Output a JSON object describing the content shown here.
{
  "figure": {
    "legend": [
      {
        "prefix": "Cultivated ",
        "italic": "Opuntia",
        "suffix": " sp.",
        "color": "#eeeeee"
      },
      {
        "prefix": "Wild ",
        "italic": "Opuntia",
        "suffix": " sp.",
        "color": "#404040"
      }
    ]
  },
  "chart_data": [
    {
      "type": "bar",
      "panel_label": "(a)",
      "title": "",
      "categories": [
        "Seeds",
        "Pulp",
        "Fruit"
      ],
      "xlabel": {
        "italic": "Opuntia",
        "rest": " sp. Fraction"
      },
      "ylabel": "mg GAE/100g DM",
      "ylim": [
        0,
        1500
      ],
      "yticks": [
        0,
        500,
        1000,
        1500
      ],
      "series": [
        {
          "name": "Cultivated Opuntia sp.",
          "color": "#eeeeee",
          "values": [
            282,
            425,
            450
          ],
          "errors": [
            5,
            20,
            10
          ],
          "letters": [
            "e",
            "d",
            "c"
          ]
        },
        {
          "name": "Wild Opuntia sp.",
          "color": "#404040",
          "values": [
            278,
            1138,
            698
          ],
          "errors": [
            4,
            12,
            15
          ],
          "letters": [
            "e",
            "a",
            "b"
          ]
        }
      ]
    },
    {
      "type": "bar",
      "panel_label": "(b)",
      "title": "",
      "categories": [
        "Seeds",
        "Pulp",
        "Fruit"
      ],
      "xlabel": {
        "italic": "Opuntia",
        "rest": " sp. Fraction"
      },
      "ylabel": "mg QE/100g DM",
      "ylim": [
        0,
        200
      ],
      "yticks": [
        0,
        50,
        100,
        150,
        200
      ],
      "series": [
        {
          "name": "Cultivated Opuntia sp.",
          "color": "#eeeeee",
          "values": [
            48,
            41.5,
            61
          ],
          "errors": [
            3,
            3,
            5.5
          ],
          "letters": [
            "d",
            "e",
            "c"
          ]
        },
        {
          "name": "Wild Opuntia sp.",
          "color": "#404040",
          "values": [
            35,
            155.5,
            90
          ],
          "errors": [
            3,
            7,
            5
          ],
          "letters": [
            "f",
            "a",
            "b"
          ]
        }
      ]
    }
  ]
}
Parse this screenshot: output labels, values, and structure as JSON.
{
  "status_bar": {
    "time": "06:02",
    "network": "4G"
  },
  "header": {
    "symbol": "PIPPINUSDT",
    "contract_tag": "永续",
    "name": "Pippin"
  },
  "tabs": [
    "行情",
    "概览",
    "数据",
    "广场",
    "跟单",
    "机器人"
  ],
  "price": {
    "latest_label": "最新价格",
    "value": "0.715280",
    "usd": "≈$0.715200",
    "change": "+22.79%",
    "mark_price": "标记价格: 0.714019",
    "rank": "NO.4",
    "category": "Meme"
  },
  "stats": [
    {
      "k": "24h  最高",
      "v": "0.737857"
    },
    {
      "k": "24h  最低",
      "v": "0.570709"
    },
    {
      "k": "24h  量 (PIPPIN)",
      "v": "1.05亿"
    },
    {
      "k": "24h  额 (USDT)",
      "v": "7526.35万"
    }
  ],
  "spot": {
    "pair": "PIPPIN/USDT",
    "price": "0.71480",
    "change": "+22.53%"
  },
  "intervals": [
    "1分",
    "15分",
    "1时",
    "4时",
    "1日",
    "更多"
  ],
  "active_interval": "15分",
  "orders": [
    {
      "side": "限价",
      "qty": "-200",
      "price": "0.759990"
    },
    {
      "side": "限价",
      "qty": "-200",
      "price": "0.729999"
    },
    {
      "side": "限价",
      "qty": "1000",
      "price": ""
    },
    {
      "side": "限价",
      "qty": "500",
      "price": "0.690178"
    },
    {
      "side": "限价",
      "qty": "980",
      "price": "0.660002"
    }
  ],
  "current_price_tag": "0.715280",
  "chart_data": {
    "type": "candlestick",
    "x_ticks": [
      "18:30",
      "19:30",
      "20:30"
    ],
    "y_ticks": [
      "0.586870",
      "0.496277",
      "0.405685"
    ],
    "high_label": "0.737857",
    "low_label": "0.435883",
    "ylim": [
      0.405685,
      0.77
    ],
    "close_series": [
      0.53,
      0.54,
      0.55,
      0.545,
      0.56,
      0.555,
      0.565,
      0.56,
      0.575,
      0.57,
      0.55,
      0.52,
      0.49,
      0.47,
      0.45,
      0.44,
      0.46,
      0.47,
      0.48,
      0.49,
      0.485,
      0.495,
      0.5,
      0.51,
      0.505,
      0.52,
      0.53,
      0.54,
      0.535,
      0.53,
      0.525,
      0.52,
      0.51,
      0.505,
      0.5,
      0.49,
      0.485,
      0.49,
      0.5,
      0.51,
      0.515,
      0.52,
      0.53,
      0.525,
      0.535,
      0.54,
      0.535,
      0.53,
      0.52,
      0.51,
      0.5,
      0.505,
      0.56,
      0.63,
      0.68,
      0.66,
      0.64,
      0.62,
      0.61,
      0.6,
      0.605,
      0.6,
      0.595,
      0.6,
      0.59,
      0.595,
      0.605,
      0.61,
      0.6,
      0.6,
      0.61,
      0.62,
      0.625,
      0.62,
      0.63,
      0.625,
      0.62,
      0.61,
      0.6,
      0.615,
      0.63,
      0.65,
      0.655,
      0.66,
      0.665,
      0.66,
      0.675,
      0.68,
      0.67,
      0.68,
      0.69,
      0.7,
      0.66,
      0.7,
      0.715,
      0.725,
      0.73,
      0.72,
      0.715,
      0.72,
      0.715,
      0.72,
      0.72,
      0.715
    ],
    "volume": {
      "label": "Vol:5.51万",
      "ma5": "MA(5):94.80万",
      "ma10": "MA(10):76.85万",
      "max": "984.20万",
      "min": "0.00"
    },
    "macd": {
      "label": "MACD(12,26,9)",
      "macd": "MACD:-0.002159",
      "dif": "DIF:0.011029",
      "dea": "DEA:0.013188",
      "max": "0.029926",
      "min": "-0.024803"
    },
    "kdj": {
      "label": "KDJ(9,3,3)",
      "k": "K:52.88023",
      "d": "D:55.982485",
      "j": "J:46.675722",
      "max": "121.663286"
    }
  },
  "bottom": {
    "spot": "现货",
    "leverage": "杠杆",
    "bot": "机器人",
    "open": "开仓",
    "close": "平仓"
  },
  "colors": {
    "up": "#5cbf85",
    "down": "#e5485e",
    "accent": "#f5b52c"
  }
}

========================

AIM OF THE EXERCISE: Would you reproduce all the entries exactly?

SOLUTION FOR THIS TASK:
Output a JSON object describing the content shown here.
{
  "figure": {
    "legend": [
      {
        "prefix": "Cultivated ",
        "italic": "Opuntia",
        "suffix": " sp.",
        "color": "#eeeeee"
      },
      {
        "prefix": "Wild ",
        "italic": "Opuntia",
        "suffix": " sp.",
        "color": "#404040"
      }
    ]
  },
  "chart_data": [
    {
      "type": "bar",
      "panel_label": "(a)",
      "title": "",
      "categories": [
        "Seeds",
        "Pulp",
        "Fruit"
      ],
      "xlabel": {
        "italic": "Opuntia",
        "rest": " sp. Fraction"
      },
      "ylabel": "mg GAE/100g DM",
      "ylim": [
        0,
        1500
      ],
      "yticks": [
        0,
        500,
        1000,
        1500
      ],
      "series": [
        {
          "name": "Cultivated Opuntia sp.",
          "color": "#eeeeee",
          "values": [
            282,
            425,
            450
          ],
          "errors": [
            5,
            20,
            10
          ],
          "letters": [
            "e",
            "d",
            "c"
          ]
        },
        {
          "name": "Wild Opuntia sp.",
          "color": "#404040",
          "values": [
            278,
            1138,
            698
          ],
          "errors": [
            4,
            12,
            15
          ],
          "letters": [
            "e",
            "a",
            "b"
          ]
        }
      ]
    },
    {
      "type": "bar",
      "panel_label": "(b)",
      "title": "",
      "categories": [
        "Seeds",
        "Pulp",
        "Fruit"
      ],
      "xlabel": {
        "italic": "Opuntia",
        "rest": " sp. Fraction"
      },
      "ylabel": "mg QE/100g DM",
      "ylim": [
        0,
        200
      ],
      "yticks": [
        0,
        50,
        100,
        150,
        200
      ],
      "series": [
        {
          "name": "Cultivated Opuntia sp.",
          "color": "#eeeeee",
          "values": [
            48,
            41.5,
            61
          ],
          "errors": [
            3,
            3,
            5.5
          ],
          "letters": [
            "d",
            "e",
            "c"
          ]
        },
        {
          "name": "Wild Opuntia sp.",
          "color": "#404040",
          "values": [
            35,
            155.5,
            90
          ],
          "errors": [
            3,
            7,
            5
          ],
          "letters": [
            "f",
            "a",
            "b"
          ]
        }
      ]
    }
  ]
}
Parse this screenshot: output labels, values, and structure as JSON.
{
  "status_bar": {
    "time": "06:02",
    "network": "4G"
  },
  "header": {
    "symbol": "PIPPINUSDT",
    "contract_tag": "永续",
    "name": "Pippin"
  },
  "tabs": [
    "行情",
    "概览",
    "数据",
    "广场",
    "跟单",
    "机器人"
  ],
  "price": {
    "latest_label": "最新价格",
    "value": "0.715280",
    "usd": "≈$0.715200",
    "change": "+22.79%",
    "mark_price": "标记价格: 0.714019",
    "rank": "NO.4",
    "category": "Meme"
  },
  "stats": [
    {
      "k": "24h  最高",
      "v": "0.737857"
    },
    {
      "k": "24h  最低",
      "v": "0.570709"
    },
    {
      "k": "24h  量 (PIPPIN)",
      "v": "1.05亿"
    },
    {
      "k": "24h  额 (USDT)",
      "v": "7526.35万"
    }
  ],
  "spot": {
    "pair": "PIPPIN/USDT",
    "price": "0.71480",
    "change": "+22.53%"
  },
  "intervals": [
    "1分",
    "15分",
    "1时",
    "4时",
    "1日",
    "更多"
  ],
  "active_interval": "15分",
  "orders": [
    {
      "side": "限价",
      "qty": "-200",
      "price": "0.759990"
    },
    {
      "side": "限价",
      "qty": "-200",
      "price": "0.729999"
    },
    {
      "side": "限价",
      "qty": "1000",
      "price": ""
    },
    {
      "side": "限价",
      "qty": "500",
      "price": "0.690178"
    },
    {
      "side": "限价",
      "qty": "980",
      "price": "0.660002"
    }
  ],
  "current_price_tag": "0.715280",
  "chart_data": {
    "type": "candlestick",
    "x_ticks": [
      "18:30",
      "19:30",
      "20:30"
    ],
    "y_ticks": [
      "0.586870",
      "0.496277",
      "0.405685"
    ],
    "high_label": "0.737857",
    "low_label": "0.435883",
    "ylim": [
      0.405685,
      0.77
    ],
    "close_series": [
      0.53,
      0.54,
      0.55,
      0.545,
      0.56,
      0.555,
      0.565,
      0.56,
      0.575,
      0.57,
      0.55,
      0.52,
      0.49,
      0.47,
      0.45,
      0.44,
      0.46,
      0.47,
      0.48,
      0.49,
      0.485,
      0.495,
      0.5,
      0.51,
      0.505,
      0.52,
      0.53,
      0.54,
      0.535,
      0.53,
      0.525,
      0.52,
      0.51,
      0.505,
      0.5,
      0.49,
      0.485,
      0.49,
      0.5,
      0.51,
      0.515,
      0.52,
      0.53,
      0.525,
      0.535,
      0.54,
      0.535,
      0.53,
      0.52,
      0.51,
      0.5,
      0.505,
      0.56,
      0.63,
      0.68,
      0.66,
      0.64,
      0.62,
      0.61,
      0.6,
      0.605,
      0.6,
      0.595,
      0.6,
      0.59,
      0.595,
      0.605,
      0.61,
      0.6,
      0.6,
      0.61,
      0.62,
      0.625,
      0.62,
      0.63,
      0.625,
      0.62,
      0.61,
      0.6,
      0.615,
      0.63,
      0.65,
      0.655,
      0.66,
      0.665,
      0.66,
      0.675,
      0.68,
      0.67,
      0.68,
      0.69,
      0.7,
      0.66,
      0.7,
      0.715,
      0.725,
      0.73,
      0.72,
      0.715,
      0.72,
      0.715,
      0.72,
      0.72,
      0.715
    ],
    "volume": {
      "label": "Vol:5.51万",
      "ma5": "MA(5):94.80万",
      "ma10": "MA(10):76.85万",
      "max": "984.20万",
      "min": "0.00"
    },
    "macd": {
      "label": "MACD(12,26,9)",
      "macd": "MACD:-0.002159",
      "dif": "DIF:0.011029",
      "dea": "DEA:0.013188",
      "max": "0.029926",
      "min": "-0.024803"
    },
    "kdj": {
      "label": "KDJ(9,3,3)",
      "k": "K:52.88023",
      "d": "D:55.982485",
      "j": "J:46.675722",
      "max": "121.663286"
    }
  },
  "bottom": {
    "spot": "现货",
    "leverage": "杠杆",
    "bot": "机器人",
    "open": "开仓",
    "close": "平仓"
  },
  "colors": {
    "up": "#5cbf85",
    "down": "#e5485e",
    "accent": "#f5b52c"
  }
}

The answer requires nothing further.